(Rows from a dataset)

## BEGIN

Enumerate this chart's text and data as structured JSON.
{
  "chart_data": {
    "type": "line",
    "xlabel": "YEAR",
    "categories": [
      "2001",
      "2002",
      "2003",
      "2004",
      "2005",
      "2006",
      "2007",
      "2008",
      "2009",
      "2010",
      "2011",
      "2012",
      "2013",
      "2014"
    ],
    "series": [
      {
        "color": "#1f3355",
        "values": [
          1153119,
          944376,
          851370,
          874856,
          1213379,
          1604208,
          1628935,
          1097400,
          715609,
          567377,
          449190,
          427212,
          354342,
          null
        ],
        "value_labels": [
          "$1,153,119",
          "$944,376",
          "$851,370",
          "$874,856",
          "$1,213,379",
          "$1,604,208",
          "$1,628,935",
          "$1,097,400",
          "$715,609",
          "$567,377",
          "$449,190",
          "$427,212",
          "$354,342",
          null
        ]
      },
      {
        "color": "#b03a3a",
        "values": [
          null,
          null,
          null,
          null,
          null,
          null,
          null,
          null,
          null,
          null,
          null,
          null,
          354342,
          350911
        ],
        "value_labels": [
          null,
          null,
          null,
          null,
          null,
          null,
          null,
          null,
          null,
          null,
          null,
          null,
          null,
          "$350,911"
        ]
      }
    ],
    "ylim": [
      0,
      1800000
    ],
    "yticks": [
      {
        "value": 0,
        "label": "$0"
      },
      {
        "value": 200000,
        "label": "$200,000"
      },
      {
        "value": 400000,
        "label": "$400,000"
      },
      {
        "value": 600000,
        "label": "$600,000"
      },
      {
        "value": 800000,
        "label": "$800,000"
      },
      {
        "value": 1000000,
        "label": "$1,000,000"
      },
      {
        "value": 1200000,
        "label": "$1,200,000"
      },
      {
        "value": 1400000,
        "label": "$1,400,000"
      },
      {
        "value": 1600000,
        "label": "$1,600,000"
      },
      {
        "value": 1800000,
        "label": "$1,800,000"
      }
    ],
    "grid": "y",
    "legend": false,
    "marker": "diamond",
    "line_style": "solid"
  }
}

## END

#### THE EXERCISE
All entries must be repeated verbatim.

#### SOLUTION TO THE PROBLEM
Enumerate this chart's text and data as structured JSON.
{
  "chart_data": {
    "type": "line",
    "xlabel": "YEAR",
    "categories": [
      "2001",
      "2002",
      "2003",
      "2004",
      "2005",
      "2006",
      "2007",
      "2008",
      "2009",
      "2010",
      "2011",
      "2012",
      "2013",
      "2014"
    ],
    "series": [
      {
        "color": "#1f3355",
        "values": [
          1153119,
          944376,
          851370,
          874856,
          1213379,
          1604208,
          1628935,
          1097400,
          715609,
          567377,
          449190,
          427212,
          354342,
          null
        ],
        "value_labels": [
          "$1,153,119",
          "$944,376",
          "$851,370",
          "$874,856",
          "$1,213,379",
          "$1,604,208",
          "$1,628,935",
          "$1,097,400",
          "$715,609",
          "$567,377",
          "$449,190",
          "$427,212",
          "$354,342",
          null
        ]
      },
      {
        "color": "#b03a3a",
        "values": [
          null,
          null,
          null,
          null,
          null,
          null,
          null,
          null,
          null,
          null,
          null,
          null,
          354342,
          350911
        ],
        "value_labels": [
          null,
          null,
          null,
          null,
          null,
          null,
          null,
          null,
          null,
          null,
          null,
          null,
          null,
          "$350,911"
        ]
      }
    ],
    "ylim": [
      0,
      1800000
    ],
    "yticks": [
      {
        "value": 0,
        "label": "$0"
      },
      {
        "value": 200000,
        "label": "$200,000"
      },
      {
        "value": 400000,
        "label": "$400,000"
      },
      {
        "value": 600000,
        "label": "$600,000"
      },
      {
        "value": 800000,
        "label": "$800,000"
      },
      {
        "value": 1000000,
        "label": "$1,000,000"
      },
      {
        "value": 1200000,
        "label": "$1,200,000"
      },
      {
        "value": 1400000,
        "label": "$1,400,000"
      },
      {
        "value": 1600000,
        "label": "$1,600,000"
      },
      {
        "value": 1800000,
        "label": "$1,800,000"
      }
    ],
    "grid": "y",
    "legend": false,
    "marker": "diamond",
    "line_style": "solid"
  }
}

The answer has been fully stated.